From the listing below, pick out each line with the word "Якутия".

* [Given information]:
— begin —

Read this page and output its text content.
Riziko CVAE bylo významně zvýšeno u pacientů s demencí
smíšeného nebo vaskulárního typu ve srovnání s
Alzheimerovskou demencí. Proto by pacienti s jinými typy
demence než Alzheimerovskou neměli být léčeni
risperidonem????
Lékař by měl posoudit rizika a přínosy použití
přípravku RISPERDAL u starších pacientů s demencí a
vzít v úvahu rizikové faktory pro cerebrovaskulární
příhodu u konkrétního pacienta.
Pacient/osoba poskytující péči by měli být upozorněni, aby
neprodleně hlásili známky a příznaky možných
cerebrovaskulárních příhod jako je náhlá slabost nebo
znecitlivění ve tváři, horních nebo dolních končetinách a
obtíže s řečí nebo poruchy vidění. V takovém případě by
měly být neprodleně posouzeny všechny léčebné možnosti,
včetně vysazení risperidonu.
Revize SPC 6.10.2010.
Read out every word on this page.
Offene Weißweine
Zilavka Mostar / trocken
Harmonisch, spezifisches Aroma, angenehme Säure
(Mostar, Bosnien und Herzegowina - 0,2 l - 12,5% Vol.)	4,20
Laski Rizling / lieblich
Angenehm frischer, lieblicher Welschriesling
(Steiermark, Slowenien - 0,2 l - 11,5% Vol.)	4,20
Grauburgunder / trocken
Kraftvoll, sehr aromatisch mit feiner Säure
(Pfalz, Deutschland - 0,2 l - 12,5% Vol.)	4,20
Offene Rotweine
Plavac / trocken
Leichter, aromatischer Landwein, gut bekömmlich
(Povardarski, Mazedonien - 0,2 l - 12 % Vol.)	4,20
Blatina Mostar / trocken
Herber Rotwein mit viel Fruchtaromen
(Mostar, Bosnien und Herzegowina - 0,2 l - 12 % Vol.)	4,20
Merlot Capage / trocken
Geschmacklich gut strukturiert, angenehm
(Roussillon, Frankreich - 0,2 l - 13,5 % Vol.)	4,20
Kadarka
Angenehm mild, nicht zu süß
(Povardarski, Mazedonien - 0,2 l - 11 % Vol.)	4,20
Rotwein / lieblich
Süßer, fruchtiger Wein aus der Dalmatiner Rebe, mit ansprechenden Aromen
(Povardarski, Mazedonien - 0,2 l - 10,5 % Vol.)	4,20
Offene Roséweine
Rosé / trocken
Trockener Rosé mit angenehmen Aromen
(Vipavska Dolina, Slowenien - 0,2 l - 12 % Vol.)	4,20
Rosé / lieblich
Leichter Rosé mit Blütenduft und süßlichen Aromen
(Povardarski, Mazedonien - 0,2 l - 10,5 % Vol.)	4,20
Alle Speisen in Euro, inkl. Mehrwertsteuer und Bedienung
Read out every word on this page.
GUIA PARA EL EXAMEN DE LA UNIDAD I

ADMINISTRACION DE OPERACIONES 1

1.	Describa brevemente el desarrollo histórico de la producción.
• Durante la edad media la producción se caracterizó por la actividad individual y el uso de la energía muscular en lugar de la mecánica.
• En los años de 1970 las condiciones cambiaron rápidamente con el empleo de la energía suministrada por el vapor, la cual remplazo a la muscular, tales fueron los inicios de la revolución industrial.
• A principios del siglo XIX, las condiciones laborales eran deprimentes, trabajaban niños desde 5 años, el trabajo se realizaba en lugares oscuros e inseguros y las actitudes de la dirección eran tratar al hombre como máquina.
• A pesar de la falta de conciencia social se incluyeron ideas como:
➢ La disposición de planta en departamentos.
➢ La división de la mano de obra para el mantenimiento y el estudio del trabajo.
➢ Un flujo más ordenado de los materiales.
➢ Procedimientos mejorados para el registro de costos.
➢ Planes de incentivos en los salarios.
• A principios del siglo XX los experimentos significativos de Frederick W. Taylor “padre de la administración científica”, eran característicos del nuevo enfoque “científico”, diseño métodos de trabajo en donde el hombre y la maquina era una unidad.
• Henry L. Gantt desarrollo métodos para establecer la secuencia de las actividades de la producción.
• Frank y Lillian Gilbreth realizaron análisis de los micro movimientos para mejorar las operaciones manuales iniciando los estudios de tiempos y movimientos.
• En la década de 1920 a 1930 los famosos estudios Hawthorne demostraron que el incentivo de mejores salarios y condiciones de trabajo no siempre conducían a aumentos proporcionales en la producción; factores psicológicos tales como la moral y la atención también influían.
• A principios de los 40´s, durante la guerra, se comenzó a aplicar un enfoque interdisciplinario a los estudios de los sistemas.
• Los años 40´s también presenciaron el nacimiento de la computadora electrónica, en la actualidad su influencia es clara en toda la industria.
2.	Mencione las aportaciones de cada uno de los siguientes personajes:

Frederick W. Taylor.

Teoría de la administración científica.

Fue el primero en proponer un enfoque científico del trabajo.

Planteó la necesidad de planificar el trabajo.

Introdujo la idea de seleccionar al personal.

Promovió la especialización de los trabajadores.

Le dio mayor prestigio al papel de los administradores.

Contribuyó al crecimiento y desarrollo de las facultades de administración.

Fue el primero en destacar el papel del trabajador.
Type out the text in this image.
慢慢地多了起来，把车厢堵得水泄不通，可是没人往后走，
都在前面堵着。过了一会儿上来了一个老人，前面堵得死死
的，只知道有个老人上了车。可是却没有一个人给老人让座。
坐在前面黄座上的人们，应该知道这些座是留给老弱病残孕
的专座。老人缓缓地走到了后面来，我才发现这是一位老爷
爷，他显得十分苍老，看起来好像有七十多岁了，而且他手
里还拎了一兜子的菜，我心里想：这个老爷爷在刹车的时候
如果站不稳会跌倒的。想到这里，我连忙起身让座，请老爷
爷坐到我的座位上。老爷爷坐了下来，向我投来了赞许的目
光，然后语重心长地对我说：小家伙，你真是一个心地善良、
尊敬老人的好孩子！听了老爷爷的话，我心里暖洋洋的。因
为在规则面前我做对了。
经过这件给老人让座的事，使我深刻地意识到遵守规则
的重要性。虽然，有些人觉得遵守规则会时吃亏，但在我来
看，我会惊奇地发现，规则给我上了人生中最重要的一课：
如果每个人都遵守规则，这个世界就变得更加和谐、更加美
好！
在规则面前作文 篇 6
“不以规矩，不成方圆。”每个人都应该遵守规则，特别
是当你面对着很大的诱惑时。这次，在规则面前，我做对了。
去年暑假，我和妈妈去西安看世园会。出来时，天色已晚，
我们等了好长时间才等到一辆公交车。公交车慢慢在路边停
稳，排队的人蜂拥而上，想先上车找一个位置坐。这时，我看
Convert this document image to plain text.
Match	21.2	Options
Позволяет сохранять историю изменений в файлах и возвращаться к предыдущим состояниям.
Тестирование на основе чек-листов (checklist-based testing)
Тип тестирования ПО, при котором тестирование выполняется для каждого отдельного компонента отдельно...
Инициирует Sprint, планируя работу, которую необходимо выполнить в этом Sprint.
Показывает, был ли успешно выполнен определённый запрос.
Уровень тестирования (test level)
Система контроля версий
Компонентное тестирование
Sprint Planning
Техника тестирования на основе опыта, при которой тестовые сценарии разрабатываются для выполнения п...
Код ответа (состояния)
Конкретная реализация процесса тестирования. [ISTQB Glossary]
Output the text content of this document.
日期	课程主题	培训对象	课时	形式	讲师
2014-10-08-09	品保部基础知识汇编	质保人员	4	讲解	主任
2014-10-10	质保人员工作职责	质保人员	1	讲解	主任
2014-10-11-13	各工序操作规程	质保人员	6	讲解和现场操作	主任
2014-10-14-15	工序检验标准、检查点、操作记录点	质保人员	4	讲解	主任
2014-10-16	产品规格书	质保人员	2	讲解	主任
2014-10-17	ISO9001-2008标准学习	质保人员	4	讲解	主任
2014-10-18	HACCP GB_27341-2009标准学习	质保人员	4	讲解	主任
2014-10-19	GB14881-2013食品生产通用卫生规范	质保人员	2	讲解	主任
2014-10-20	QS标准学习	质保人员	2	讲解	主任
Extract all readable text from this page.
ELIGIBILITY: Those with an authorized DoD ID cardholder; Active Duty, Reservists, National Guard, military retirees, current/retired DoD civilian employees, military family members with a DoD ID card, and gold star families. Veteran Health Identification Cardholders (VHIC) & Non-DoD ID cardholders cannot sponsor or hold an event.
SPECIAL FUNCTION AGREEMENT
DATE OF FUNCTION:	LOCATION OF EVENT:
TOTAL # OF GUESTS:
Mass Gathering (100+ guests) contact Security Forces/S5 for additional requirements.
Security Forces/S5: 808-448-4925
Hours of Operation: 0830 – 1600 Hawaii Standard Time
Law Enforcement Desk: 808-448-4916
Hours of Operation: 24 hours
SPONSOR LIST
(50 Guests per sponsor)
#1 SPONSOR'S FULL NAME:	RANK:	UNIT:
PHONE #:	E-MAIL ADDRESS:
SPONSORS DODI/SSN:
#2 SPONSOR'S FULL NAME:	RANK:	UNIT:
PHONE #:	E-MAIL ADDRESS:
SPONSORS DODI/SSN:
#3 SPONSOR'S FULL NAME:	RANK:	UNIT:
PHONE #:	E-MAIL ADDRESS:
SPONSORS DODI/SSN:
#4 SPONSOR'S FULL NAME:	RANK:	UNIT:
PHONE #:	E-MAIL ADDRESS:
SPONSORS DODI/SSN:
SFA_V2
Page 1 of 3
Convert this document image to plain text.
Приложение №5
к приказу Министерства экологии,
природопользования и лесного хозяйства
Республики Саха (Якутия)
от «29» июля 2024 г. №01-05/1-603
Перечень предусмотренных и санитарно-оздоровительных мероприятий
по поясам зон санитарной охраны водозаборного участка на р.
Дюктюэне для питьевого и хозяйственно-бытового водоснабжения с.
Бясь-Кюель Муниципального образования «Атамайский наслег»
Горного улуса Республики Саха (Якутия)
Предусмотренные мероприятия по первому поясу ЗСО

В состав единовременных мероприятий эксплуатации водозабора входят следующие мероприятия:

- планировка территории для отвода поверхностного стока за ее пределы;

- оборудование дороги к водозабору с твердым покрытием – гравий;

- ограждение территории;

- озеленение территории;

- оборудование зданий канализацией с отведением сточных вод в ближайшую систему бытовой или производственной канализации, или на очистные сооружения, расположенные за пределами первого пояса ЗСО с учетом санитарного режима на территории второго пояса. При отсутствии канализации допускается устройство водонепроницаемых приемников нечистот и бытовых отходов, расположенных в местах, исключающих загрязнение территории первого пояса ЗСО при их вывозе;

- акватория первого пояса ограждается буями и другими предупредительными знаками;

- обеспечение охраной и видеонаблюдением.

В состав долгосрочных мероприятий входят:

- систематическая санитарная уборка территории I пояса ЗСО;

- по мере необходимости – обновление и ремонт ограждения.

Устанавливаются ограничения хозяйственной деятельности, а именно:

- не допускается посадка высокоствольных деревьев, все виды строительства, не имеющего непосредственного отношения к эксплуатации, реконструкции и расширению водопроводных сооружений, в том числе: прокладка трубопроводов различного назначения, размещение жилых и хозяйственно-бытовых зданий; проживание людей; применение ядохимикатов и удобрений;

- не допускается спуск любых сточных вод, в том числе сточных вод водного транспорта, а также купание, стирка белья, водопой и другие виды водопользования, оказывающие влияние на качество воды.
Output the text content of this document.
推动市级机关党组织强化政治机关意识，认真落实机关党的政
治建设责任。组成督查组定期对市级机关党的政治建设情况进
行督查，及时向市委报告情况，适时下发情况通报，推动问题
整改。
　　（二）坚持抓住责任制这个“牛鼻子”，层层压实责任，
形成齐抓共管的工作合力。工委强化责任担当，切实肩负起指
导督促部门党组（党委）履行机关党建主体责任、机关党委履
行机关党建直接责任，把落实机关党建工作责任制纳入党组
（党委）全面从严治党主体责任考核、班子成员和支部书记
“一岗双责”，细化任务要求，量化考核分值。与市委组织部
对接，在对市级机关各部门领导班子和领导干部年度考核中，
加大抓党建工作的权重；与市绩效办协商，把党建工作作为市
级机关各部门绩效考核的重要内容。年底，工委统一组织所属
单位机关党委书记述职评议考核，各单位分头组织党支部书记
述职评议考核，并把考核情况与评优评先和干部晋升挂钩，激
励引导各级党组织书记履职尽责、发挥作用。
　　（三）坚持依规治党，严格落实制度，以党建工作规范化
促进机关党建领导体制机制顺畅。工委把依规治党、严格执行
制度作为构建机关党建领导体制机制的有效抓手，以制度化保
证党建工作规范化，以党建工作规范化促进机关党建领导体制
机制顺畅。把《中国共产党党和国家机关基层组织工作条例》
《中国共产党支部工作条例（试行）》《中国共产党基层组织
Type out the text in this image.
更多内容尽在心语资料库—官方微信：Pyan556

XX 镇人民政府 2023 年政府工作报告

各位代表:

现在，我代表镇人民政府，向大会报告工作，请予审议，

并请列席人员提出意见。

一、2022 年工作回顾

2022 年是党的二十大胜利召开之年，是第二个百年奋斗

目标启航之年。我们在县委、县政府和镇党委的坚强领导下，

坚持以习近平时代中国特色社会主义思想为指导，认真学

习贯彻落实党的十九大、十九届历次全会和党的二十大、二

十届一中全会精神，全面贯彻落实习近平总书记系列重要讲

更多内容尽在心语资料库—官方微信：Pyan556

— end —

* [Correct result]:
Республики Саха (Якутия)
Горного улуса Республики Саха (Якутия)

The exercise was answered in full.